**MATERIALS PROVIDED:**

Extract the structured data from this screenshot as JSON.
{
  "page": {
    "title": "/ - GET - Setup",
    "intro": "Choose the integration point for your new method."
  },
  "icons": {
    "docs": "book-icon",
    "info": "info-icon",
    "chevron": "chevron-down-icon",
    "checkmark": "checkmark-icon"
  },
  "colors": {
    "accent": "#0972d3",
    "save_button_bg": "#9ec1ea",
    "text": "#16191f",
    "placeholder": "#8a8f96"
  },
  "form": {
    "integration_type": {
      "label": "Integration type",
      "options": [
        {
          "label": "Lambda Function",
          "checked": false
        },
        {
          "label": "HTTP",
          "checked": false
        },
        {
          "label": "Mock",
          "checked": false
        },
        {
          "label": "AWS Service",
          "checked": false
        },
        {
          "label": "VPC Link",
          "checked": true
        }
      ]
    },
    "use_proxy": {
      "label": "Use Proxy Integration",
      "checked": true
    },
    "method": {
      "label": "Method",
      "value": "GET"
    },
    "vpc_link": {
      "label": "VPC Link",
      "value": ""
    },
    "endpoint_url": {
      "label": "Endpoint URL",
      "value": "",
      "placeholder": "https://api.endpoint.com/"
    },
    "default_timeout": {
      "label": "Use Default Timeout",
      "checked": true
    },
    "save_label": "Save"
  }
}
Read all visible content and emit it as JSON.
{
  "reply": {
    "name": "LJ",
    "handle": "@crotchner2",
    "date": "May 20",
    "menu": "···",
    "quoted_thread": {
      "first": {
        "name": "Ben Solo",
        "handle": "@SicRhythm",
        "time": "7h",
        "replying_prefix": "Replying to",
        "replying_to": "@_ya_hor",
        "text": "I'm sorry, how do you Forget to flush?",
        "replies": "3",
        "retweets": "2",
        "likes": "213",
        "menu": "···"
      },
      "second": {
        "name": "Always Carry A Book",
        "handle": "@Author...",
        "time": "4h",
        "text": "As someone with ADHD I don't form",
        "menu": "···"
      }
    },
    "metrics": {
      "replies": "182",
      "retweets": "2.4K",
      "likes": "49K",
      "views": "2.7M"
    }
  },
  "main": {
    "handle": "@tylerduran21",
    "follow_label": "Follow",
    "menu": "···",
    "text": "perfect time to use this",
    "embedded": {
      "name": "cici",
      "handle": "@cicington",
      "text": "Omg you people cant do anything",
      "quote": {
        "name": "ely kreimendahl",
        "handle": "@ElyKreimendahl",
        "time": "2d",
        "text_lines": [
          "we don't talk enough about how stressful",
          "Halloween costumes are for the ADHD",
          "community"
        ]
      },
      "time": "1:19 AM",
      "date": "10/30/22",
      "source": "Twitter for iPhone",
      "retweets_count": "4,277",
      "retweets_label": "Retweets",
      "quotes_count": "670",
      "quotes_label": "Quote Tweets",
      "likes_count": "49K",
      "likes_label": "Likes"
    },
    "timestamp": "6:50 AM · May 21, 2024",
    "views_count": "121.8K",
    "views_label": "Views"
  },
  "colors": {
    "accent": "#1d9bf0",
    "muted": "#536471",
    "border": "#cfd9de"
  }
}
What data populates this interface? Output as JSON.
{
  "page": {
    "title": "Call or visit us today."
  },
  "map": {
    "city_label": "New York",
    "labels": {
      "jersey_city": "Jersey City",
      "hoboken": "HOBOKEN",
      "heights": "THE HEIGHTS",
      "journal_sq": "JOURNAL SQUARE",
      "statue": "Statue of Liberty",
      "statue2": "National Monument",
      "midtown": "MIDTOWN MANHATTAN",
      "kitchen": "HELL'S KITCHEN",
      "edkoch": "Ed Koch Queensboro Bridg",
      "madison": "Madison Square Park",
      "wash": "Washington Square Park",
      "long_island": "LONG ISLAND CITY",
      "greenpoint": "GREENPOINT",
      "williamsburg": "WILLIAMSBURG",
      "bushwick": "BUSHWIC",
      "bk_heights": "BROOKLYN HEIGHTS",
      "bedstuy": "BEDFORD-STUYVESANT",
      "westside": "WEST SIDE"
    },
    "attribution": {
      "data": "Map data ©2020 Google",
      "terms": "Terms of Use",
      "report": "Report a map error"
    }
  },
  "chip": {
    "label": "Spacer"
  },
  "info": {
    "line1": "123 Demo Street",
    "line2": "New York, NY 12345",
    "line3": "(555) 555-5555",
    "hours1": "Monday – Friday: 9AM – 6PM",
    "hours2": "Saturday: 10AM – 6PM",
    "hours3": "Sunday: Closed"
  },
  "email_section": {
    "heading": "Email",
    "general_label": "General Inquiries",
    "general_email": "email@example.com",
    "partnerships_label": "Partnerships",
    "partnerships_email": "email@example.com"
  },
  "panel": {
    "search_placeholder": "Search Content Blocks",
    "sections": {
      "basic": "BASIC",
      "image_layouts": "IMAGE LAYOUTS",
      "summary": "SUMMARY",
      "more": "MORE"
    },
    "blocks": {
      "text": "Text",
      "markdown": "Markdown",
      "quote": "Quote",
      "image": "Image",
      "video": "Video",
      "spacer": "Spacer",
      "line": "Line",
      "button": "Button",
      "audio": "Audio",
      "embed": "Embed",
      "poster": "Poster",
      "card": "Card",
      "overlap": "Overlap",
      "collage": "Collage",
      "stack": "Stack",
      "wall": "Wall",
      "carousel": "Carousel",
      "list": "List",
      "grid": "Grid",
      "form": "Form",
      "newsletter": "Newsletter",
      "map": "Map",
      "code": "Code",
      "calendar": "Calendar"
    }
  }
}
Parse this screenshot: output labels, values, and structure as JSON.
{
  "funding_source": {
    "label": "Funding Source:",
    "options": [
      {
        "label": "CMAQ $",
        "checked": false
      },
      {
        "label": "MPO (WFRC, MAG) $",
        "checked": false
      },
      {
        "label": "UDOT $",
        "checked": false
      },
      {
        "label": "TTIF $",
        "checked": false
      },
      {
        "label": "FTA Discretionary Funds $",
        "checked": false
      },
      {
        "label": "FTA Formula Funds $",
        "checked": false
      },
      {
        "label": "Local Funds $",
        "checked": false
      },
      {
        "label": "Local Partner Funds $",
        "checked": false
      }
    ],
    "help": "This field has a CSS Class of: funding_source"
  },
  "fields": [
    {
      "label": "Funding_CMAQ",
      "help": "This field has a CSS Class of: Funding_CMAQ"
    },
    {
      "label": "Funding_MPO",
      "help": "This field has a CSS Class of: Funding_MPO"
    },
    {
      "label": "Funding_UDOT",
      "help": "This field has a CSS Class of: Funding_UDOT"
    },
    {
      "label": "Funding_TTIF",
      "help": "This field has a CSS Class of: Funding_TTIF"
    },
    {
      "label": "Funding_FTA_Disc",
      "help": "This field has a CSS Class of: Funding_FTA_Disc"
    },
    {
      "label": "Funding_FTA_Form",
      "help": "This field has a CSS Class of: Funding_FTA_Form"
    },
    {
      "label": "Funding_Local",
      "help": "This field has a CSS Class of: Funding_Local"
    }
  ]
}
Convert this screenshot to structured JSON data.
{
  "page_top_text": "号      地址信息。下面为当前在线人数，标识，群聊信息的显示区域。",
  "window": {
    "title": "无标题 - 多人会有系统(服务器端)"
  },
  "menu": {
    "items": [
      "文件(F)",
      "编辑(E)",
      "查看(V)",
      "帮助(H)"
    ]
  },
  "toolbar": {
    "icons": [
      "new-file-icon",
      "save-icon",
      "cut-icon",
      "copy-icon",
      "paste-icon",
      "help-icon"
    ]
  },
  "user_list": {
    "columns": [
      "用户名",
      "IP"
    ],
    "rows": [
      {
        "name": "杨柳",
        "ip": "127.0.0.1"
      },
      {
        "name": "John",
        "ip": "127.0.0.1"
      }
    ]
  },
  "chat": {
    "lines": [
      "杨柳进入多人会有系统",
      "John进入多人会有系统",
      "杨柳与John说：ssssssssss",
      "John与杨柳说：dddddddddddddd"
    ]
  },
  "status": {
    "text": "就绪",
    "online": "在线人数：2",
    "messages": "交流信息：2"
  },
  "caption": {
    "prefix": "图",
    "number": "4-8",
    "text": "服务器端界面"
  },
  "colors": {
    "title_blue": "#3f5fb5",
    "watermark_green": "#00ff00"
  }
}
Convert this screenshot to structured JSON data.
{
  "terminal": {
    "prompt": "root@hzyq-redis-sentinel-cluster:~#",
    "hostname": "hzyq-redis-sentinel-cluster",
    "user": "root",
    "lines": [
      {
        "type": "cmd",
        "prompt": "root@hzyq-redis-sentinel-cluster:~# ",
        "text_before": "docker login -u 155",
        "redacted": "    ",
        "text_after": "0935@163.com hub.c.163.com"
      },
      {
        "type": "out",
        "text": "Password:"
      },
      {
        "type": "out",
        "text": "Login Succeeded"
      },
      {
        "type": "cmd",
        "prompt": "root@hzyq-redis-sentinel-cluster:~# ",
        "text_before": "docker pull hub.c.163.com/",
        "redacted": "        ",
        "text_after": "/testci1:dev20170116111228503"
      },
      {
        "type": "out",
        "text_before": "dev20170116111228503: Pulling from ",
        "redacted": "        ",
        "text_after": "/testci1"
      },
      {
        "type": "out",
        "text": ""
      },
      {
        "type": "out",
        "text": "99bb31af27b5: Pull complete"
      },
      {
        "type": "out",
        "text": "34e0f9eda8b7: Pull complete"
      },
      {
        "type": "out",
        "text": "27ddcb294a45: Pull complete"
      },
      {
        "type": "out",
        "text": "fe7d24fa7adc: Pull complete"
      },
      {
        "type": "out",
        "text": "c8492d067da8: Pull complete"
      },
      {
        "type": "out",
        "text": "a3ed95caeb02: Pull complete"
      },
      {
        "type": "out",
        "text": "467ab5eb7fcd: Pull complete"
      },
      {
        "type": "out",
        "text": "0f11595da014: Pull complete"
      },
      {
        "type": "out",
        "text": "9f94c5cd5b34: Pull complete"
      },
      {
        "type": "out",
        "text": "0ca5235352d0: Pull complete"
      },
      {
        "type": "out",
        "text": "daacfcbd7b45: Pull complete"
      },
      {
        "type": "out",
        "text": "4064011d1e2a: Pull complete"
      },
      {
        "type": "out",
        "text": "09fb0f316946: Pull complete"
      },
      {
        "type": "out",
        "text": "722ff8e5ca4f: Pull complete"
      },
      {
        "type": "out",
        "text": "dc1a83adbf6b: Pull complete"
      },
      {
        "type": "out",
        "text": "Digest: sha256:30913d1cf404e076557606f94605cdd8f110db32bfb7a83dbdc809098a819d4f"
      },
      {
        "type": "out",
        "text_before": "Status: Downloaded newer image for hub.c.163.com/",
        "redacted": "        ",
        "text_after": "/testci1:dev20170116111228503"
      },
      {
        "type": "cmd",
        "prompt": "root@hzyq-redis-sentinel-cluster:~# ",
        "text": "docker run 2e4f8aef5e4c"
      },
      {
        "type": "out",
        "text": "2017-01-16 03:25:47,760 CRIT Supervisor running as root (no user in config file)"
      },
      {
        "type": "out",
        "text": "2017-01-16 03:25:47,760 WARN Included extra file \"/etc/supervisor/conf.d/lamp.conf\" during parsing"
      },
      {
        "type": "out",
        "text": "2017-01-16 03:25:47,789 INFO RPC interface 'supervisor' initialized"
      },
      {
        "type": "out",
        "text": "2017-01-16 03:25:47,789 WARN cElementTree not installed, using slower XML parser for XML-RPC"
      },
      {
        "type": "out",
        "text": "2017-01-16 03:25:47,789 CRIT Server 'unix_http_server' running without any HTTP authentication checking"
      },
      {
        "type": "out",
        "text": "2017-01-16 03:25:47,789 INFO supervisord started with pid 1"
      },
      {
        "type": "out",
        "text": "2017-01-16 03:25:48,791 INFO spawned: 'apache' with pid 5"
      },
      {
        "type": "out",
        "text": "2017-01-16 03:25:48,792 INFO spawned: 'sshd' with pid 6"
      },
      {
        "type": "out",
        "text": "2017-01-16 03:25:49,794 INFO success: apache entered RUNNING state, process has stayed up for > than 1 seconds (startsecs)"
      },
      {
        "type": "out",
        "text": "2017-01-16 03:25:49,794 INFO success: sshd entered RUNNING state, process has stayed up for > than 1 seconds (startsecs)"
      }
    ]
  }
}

**DIRECTION:** From the entries above, extract every line where the word "screenshot" appears.

**RESULT:**
Extract the structured data from this screenshot as JSON.
Parse this screenshot: output labels, values, and structure as JSON.
Convert this screenshot to structured JSON data.
Convert this screenshot to structured JSON data.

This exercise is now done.